**WHAT IS NEEDED:**
Give the number of lines in the records below that include "Earth". Reply with that number alone.
____ RECORDS PROVIDED
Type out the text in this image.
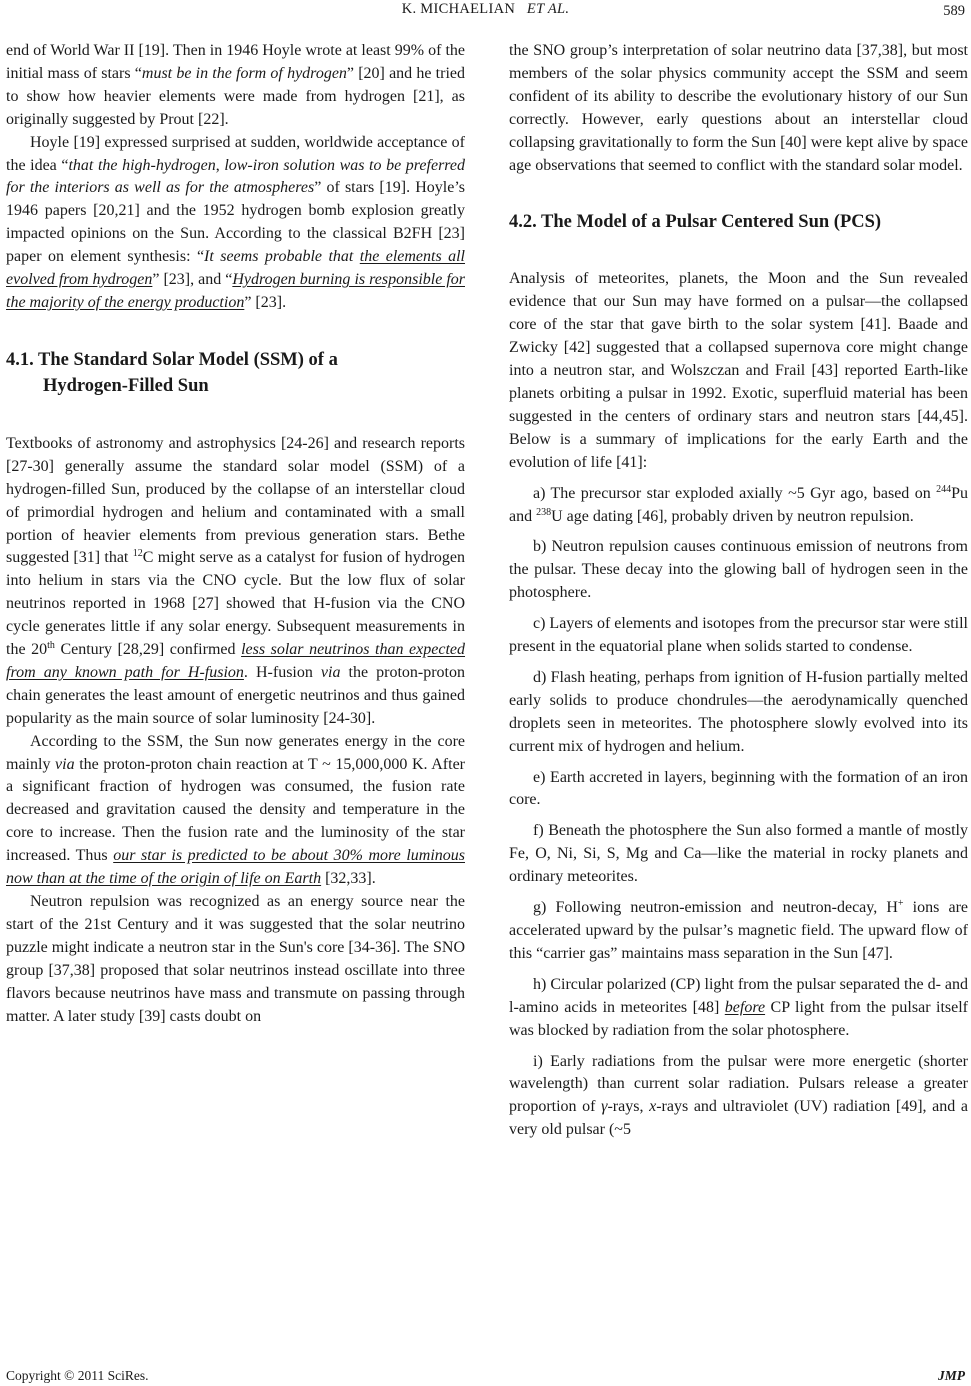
K. MICHAELIAN ET AL.	589

end of World War II [19]. Then in 1946 Hoyle wrote at least 99% of the initial mass of stars “must be in the form of hydrogen” [20] and he tried to show how heavier elements were made from hydrogen [21], as originally suggested by Prout [22].

Hoyle [19] expressed surprised at sudden, worldwide acceptance of the idea “that the high-hydrogen, low-iron solution was to be preferred for the interiors as well as for the atmospheres” of stars [19]. Hoyle’s 1946 papers [20,21] and the 1952 hydrogen bomb explosion greatly impacted opinions on the Sun. According to the classical B2FH [23] paper on element synthesis: “It seems probable that the elements all evolved from hydrogen” [23], and “Hydrogen burning is responsible for the majority of the energy production” [23].

4.1. The Standard Solar Model (SSM) of a
Hydrogen-Filled Sun

Textbooks of astronomy and astrophysics [24-26] and research reports [27-30] generally assume the standard solar model (SSM) of a hydrogen-filled Sun, produced by the collapse of an interstellar cloud of primordial hydrogen and helium and contaminated with a small portion of heavier elements from previous generation stars. Bethe suggested [31] that $^{12}$C might serve as a catalyst for fusion of hydrogen into helium in stars via the CNO cycle. But the low flux of solar neutrinos reported in 1968 [27] showed that H-fusion via the CNO cycle generates little if any solar energy. Subsequent measurements in the 20th Century [28,29] confirmed less solar neutrinos than expected from any known path for H-fusion. H-fusion via the proton-proton chain generates the least amount of energetic neutrinos and thus gained popularity as the main source of solar luminosity [24-30].

According to the SSM, the Sun now generates energy in the core mainly via the proton-proton chain reaction at T ~ 15,000,000 K. After a significant fraction of hydrogen was consumed, the fusion rate decreased and gravitation caused the density and temperature in the core to increase. Then the fusion rate and the luminosity of the star increased. Thus our star is predicted to be about 30% more luminous now than at the time of the origin of life on Earth [32,33].

Neutron repulsion was recognized as an energy source near the start of the 21st Century and it was suggested that the solar neutrino puzzle might indicate a neutron star in the Sun's core [34-36]. The SNO group [37,38] proposed that solar neutrinos instead oscillate into three flavors because neutrinos have mass and transmute on passing through matter. A later study [39] casts doubt on

the SNO group’s interpretation of solar neutrino data [37,38], but most members of the solar physics community accept the SSM and seem confident of its ability to describe the evolutionary history of our Sun correctly. However, early questions about an interstellar cloud collapsing gravitationally to form the Sun [40] were kept alive by space age observations that seemed to conflict with the standard solar model.

4.2. The Model of a Pulsar Centered Sun (PCS)

Analysis of meteorites, planets, the Moon and the Sun revealed evidence that our Sun may have formed on a pulsar—the collapsed core of the star that gave birth to the solar system [41]. Baade and Zwicky [42] suggested that a collapsed supernova core might change into a neutron star, and Wolszczan and Frail [43] reported Earth-like planets orbiting a pulsar in 1992. Exotic, superfluid material has been suggested in the centers of ordinary stars and neutron stars [44,45]. Below is a summary of implications for the early Earth and the evolution of life [41]:

a) The precursor star exploded axially ~5 Gyr ago, based on $^{244}$Pu and $^{238}$U age dating [46], probably driven by neutron repulsion.

b) Neutron repulsion causes continuous emission of neutrons from the pulsar. These decay into the glowing ball of hydrogen seen in the photosphere.

c) Layers of elements and isotopes from the precursor star were still present in the equatorial plane when solids started to condense.

d) Flash heating, perhaps from ignition of H-fusion partially melted early solids to produce chondrules—the aerodynamically quenched droplets seen in meteorites. The photosphere slowly evolved into its current mix of hydrogen and helium.

e) Earth accreted in layers, beginning with the formation of an iron core.

f) Beneath the photosphere the Sun also formed a mantle of mostly Fe, O, Ni, Si, S, Mg and Ca—like the material in rocky planets and ordinary meteorites.

g) Following neutron-emission and neutron-decay, H+ ions are accelerated upward by the pulsar’s magnetic field. The upward flow of this “carrier gas” maintains mass separation in the Sun [47].

h) Circular polarized (CP) light from the pulsar separated the d- and l-amino acids in meteorites [48] before CP light from the pulsar itself was blocked by radiation from the solar photosphere.

i) Early radiations from the pulsar were more energetic (shorter wavelength) than current solar radiation. Pulsars release a greater proportion of γ-rays, x-rays and ultraviolet (UV) radiation [49], and a very old pulsar (~5

Copyright © 2011 SciRes.	JMP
________
**RESULT OF THIS TASK:**
3